PROBLEM DESCRIPTION – Reproduce the full listing that appears beneath this instruction exactly.

DATASET CONTENT –
——————
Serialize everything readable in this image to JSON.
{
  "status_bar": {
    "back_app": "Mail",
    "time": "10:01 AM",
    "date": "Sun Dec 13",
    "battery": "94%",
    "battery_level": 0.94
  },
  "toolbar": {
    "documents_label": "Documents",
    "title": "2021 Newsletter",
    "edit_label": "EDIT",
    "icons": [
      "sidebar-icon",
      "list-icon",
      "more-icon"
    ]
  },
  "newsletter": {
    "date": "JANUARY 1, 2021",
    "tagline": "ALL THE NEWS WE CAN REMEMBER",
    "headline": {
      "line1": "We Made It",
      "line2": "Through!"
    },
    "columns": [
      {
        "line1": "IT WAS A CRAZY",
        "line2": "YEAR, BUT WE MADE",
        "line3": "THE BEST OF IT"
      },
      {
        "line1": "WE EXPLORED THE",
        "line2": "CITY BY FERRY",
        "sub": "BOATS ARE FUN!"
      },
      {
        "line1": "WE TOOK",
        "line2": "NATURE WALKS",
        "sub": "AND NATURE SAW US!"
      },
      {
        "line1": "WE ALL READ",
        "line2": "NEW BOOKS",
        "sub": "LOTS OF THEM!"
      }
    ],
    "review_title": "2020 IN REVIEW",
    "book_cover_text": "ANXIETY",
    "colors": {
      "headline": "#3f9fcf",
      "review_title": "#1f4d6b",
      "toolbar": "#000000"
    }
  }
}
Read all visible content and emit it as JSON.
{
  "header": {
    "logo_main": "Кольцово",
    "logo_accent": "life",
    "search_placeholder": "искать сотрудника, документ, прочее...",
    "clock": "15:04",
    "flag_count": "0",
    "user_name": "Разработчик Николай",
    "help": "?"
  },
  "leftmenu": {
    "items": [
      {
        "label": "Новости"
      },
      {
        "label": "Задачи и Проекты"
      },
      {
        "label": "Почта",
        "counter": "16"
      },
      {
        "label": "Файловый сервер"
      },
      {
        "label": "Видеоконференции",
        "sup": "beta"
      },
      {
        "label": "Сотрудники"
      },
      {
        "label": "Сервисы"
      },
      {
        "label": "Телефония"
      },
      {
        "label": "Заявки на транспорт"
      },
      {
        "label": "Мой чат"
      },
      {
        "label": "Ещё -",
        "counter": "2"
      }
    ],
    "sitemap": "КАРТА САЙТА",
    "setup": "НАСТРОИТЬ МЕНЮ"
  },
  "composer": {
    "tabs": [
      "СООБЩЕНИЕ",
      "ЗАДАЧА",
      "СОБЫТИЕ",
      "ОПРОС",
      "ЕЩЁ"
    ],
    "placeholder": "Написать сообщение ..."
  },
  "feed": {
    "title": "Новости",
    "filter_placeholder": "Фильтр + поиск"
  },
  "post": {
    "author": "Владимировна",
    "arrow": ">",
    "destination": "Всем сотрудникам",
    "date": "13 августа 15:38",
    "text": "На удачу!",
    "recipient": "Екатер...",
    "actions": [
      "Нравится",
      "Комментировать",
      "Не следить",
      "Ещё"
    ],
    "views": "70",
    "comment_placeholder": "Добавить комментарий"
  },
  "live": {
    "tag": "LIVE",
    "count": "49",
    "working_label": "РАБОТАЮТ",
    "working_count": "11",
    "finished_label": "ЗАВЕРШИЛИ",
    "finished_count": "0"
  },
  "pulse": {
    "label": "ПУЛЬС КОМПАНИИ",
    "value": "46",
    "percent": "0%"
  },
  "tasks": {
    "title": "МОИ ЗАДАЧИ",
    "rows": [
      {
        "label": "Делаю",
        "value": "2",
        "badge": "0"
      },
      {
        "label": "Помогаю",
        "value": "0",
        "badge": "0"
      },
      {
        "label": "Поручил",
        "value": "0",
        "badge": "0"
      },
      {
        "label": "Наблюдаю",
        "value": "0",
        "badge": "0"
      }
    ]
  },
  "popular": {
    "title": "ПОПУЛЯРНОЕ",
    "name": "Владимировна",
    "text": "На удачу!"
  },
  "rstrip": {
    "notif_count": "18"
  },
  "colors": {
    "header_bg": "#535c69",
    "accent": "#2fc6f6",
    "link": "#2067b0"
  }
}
——————
TASK RESULT –
Serialize everything readable in this image to JSON.
{
  "status_bar": {
    "back_app": "Mail",
    "time": "10:01 AM",
    "date": "Sun Dec 13",
    "battery": "94%",
    "battery_level": 0.94
  },
  "toolbar": {
    "documents_label": "Documents",
    "title": "2021 Newsletter",
    "edit_label": "EDIT",
    "icons": [
      "sidebar-icon",
      "list-icon",
      "more-icon"
    ]
  },
  "newsletter": {
    "date": "JANUARY 1, 2021",
    "tagline": "ALL THE NEWS WE CAN REMEMBER",
    "headline": {
      "line1": "We Made It",
      "line2": "Through!"
    },
    "columns": [
      {
        "line1": "IT WAS A CRAZY",
        "line2": "YEAR, BUT WE MADE",
        "line3": "THE BEST OF IT"
      },
      {
        "line1": "WE EXPLORED THE",
        "line2": "CITY BY FERRY",
        "sub": "BOATS ARE FUN!"
      },
      {
        "line1": "WE TOOK",
        "line2": "NATURE WALKS",
        "sub": "AND NATURE SAW US!"
      },
      {
        "line1": "WE ALL READ",
        "line2": "NEW BOOKS",
        "sub": "LOTS OF THEM!"
      }
    ],
    "review_title": "2020 IN REVIEW",
    "book_cover_text": "ANXIETY",
    "colors": {
      "headline": "#3f9fcf",
      "review_title": "#1f4d6b",
      "toolbar": "#000000"
    }
  }
}
Read all visible content and emit it as JSON.
{
  "header": {
    "logo_main": "Кольцово",
    "logo_accent": "life",
    "search_placeholder": "искать сотрудника, документ, прочее...",
    "clock": "15:04",
    "flag_count": "0",
    "user_name": "Разработчик Николай",
    "help": "?"
  },
  "leftmenu": {
    "items": [
      {
        "label": "Новости"
      },
      {
        "label": "Задачи и Проекты"
      },
      {
        "label": "Почта",
        "counter": "16"
      },
      {
        "label": "Файловый сервер"
      },
      {
        "label": "Видеоконференции",
        "sup": "beta"
      },
      {
        "label": "Сотрудники"
      },
      {
        "label": "Сервисы"
      },
      {
        "label": "Телефония"
      },
      {
        "label": "Заявки на транспорт"
      },
      {
        "label": "Мой чат"
      },
      {
        "label": "Ещё -",
        "counter": "2"
      }
    ],
    "sitemap": "КАРТА САЙТА",
    "setup": "НАСТРОИТЬ МЕНЮ"
  },
  "composer": {
    "tabs": [
      "СООБЩЕНИЕ",
      "ЗАДАЧА",
      "СОБЫТИЕ",
      "ОПРОС",
      "ЕЩЁ"
    ],
    "placeholder": "Написать сообщение ..."
  },
  "feed": {
    "title": "Новости",
    "filter_placeholder": "Фильтр + поиск"
  },
  "post": {
    "author": "Владимировна",
    "arrow": ">",
    "destination": "Всем сотрудникам",
    "date": "13 августа 15:38",
    "text": "На удачу!",
    "recipient": "Екатер...",
    "actions": [
      "Нравится",
      "Комментировать",
      "Не следить",
      "Ещё"
    ],
    "views": "70",
    "comment_placeholder": "Добавить комментарий"
  },
  "live": {
    "tag": "LIVE",
    "count": "49",
    "working_label": "РАБОТАЮТ",
    "working_count": "11",
    "finished_label": "ЗАВЕРШИЛИ",
    "finished_count": "0"
  },
  "pulse": {
    "label": "ПУЛЬС КОМПАНИИ",
    "value": "46",
    "percent": "0%"
  },
  "tasks": {
    "title": "МОИ ЗАДАЧИ",
    "rows": [
      {
        "label": "Делаю",
        "value": "2",
        "badge": "0"
      },
      {
        "label": "Помогаю",
        "value": "0",
        "badge": "0"
      },
      {
        "label": "Поручил",
        "value": "0",
        "badge": "0"
      },
      {
        "label": "Наблюдаю",
        "value": "0",
        "badge": "0"
      }
    ]
  },
  "popular": {
    "title": "ПОПУЛЯРНОЕ",
    "name": "Владимировна",
    "text": "На удачу!"
  },
  "rstrip": {
    "notif_count": "18"
  },
  "colors": {
    "header_bg": "#535c69",
    "accent": "#2fc6f6",
    "link": "#2067b0"
  }
}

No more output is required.